- Request
Going through the material below, please gather all lines with the word "Great" in them.

- Source records
========================================

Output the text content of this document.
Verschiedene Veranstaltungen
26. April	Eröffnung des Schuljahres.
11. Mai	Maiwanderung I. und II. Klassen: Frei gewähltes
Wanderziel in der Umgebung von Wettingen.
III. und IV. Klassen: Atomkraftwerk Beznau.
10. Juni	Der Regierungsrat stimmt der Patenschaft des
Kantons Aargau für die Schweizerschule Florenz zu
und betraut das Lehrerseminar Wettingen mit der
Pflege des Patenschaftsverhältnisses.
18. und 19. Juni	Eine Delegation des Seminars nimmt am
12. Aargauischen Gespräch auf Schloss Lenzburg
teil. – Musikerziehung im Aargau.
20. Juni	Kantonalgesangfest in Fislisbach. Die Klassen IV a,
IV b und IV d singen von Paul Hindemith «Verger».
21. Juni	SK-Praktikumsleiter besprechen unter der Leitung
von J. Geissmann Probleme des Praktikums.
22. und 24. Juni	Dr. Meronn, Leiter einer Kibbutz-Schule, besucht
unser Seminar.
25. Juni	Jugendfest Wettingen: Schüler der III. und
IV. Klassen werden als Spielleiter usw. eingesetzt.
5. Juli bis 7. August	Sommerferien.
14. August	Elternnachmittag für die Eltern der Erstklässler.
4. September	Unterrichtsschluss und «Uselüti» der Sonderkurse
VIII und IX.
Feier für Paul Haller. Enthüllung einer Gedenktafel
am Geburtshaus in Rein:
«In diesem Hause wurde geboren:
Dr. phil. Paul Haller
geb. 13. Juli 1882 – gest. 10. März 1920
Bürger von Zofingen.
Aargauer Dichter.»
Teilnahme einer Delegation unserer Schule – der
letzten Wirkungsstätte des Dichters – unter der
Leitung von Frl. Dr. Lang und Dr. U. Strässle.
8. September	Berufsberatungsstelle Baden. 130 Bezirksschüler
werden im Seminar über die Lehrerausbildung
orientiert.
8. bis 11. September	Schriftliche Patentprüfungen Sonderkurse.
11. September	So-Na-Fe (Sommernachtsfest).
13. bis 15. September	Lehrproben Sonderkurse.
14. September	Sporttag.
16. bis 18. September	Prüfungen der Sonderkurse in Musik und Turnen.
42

========================================

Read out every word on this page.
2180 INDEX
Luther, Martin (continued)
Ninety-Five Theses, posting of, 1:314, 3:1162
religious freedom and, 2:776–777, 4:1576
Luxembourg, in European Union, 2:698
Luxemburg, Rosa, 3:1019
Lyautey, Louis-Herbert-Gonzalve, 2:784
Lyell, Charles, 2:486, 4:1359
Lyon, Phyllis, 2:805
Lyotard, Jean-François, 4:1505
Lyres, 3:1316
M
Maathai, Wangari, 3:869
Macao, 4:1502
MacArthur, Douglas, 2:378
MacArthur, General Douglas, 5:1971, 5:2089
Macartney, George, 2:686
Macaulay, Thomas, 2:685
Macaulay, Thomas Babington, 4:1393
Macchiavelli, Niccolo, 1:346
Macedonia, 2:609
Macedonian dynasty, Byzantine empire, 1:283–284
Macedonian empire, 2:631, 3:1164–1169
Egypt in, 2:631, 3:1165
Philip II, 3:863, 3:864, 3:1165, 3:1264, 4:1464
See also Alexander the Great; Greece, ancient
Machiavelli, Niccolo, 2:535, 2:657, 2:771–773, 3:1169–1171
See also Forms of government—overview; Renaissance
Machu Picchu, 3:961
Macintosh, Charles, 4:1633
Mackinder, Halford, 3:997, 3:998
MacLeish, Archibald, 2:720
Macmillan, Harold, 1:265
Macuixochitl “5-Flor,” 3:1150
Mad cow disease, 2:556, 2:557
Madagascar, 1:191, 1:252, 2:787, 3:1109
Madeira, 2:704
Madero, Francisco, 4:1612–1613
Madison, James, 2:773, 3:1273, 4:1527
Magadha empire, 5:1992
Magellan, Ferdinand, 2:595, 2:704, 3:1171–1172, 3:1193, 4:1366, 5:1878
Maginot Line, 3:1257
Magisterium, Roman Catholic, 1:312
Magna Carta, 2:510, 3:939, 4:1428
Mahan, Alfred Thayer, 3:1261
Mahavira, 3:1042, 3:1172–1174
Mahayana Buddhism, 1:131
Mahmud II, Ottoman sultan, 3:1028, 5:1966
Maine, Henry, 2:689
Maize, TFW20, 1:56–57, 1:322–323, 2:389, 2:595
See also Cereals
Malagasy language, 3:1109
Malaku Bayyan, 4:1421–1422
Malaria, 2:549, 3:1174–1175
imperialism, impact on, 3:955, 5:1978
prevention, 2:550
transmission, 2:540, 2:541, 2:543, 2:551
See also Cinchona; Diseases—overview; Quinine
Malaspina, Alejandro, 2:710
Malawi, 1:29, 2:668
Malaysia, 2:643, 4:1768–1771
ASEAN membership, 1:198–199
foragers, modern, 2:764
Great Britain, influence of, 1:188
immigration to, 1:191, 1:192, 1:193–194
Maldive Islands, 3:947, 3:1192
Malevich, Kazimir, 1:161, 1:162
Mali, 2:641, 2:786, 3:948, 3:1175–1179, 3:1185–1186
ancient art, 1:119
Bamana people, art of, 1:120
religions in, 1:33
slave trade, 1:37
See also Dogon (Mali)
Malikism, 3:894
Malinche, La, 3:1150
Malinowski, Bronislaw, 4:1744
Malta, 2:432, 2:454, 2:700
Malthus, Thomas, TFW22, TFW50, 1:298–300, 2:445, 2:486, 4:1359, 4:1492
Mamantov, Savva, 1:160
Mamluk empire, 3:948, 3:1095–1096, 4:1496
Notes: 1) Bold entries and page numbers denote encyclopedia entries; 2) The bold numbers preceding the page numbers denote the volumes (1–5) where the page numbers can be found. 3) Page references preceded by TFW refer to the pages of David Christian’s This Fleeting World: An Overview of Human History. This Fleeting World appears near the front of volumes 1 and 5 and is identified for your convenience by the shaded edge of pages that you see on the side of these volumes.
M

========================================

- Final result
See also Alexander the Great; Greece, ancient
Great Britain, influence of, 1:188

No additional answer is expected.